In how many lines does the string "houses" appear? Answer with the number only.

=====

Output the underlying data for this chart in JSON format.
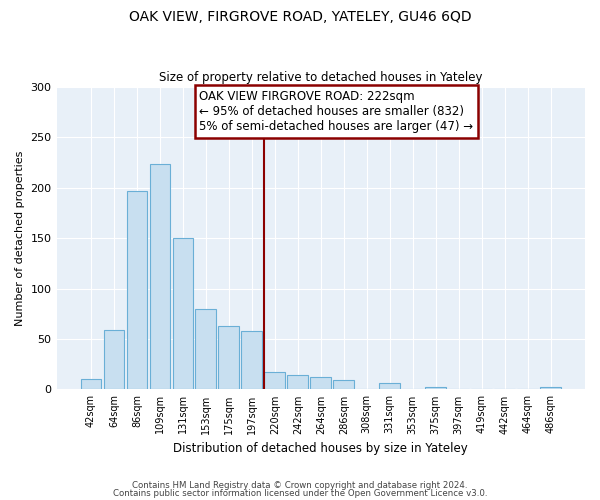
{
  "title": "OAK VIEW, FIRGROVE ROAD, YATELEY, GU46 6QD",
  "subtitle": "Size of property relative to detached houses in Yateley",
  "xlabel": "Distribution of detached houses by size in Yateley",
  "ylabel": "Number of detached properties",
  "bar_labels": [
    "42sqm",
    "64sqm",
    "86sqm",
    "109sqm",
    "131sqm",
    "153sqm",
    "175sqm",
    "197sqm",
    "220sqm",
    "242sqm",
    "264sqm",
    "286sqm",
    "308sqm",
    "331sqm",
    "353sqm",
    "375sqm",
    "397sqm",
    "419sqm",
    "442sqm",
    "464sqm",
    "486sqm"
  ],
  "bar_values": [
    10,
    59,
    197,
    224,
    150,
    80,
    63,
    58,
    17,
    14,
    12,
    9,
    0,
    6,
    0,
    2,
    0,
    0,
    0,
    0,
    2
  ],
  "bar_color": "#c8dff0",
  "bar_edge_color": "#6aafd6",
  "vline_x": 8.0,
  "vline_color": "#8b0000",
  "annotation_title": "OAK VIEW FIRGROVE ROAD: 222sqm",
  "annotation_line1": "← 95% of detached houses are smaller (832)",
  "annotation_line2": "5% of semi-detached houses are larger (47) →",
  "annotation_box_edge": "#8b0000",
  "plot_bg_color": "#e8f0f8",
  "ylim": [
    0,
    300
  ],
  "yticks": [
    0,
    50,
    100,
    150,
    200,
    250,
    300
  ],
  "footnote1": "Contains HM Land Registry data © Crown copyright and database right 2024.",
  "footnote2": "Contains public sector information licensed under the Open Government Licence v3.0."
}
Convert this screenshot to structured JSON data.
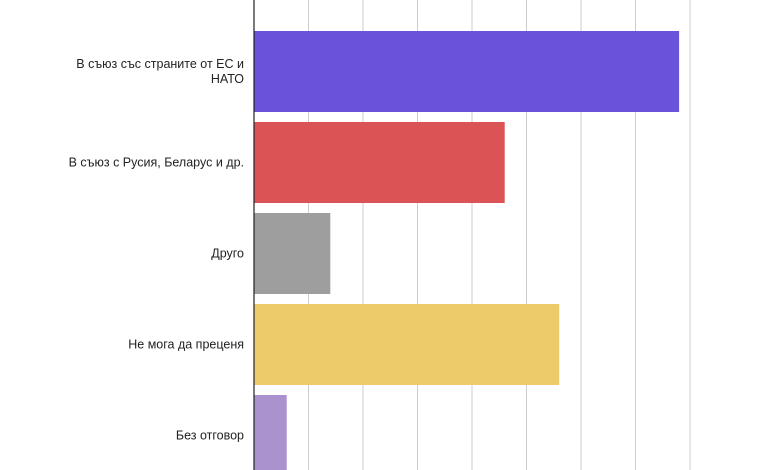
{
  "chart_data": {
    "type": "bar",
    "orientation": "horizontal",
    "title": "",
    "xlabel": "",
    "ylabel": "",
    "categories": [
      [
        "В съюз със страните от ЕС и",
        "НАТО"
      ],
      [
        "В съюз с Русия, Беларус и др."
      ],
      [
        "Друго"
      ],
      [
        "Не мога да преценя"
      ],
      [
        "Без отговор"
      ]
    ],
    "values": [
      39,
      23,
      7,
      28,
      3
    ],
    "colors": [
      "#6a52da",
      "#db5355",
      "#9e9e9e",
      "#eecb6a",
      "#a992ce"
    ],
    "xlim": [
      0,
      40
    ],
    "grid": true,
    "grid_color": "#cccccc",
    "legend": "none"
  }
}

=====

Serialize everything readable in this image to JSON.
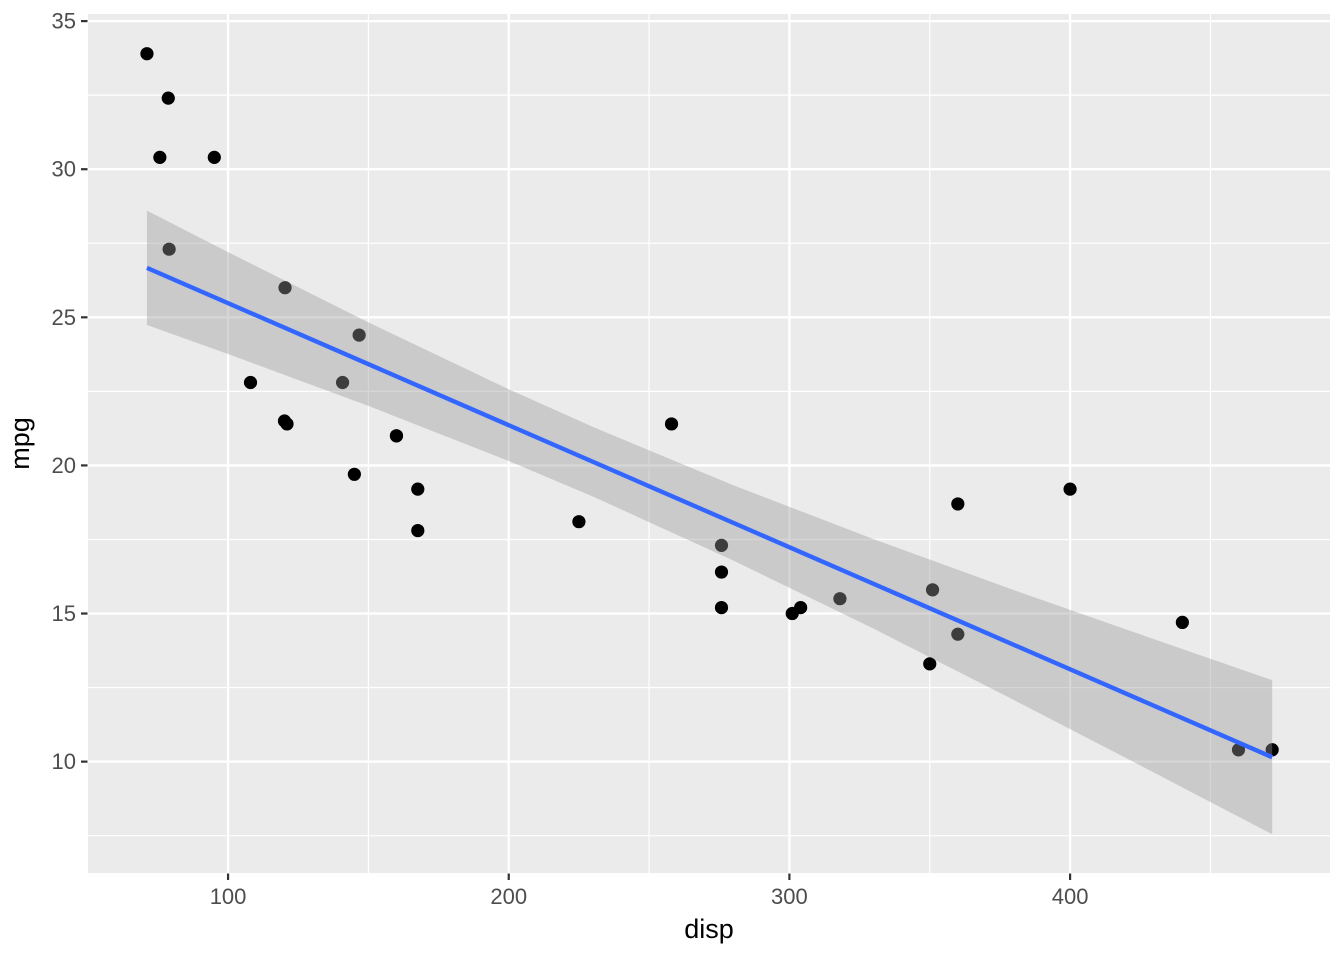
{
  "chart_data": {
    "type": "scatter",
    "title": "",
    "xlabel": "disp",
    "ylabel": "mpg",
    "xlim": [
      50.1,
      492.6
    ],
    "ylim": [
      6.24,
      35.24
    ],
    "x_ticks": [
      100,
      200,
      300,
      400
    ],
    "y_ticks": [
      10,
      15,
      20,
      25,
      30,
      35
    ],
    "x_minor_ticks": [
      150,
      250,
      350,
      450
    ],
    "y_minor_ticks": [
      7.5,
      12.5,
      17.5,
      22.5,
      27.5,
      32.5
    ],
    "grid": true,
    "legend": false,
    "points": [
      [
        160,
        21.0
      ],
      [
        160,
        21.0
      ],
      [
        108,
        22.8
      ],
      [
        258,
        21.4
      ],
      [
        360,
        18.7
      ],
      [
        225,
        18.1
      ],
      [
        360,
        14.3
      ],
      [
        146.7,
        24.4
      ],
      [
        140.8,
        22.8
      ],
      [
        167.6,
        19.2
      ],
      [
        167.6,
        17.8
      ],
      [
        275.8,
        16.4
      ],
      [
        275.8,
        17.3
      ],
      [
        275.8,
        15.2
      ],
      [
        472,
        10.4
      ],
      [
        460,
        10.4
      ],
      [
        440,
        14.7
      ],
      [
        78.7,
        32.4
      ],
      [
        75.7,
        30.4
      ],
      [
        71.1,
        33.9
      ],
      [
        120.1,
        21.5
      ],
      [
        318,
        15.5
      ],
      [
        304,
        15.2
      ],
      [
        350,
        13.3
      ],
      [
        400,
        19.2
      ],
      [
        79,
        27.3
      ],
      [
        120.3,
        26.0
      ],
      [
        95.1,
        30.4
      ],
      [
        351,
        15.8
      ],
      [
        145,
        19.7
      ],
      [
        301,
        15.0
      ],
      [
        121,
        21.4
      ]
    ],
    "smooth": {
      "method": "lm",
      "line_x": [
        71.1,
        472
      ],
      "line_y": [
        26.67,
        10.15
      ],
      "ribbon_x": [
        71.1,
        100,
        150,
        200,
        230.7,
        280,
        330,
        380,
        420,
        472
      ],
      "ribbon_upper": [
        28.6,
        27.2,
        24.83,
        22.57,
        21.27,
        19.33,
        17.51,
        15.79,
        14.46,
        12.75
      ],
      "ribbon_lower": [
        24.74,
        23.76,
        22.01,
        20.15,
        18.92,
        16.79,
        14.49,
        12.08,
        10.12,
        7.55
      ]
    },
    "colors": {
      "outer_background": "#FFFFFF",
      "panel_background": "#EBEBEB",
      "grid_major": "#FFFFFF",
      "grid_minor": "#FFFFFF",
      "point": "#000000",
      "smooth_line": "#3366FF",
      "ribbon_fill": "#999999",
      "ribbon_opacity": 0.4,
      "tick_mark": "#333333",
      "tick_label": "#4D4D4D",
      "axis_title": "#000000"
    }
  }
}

=====

# The result
4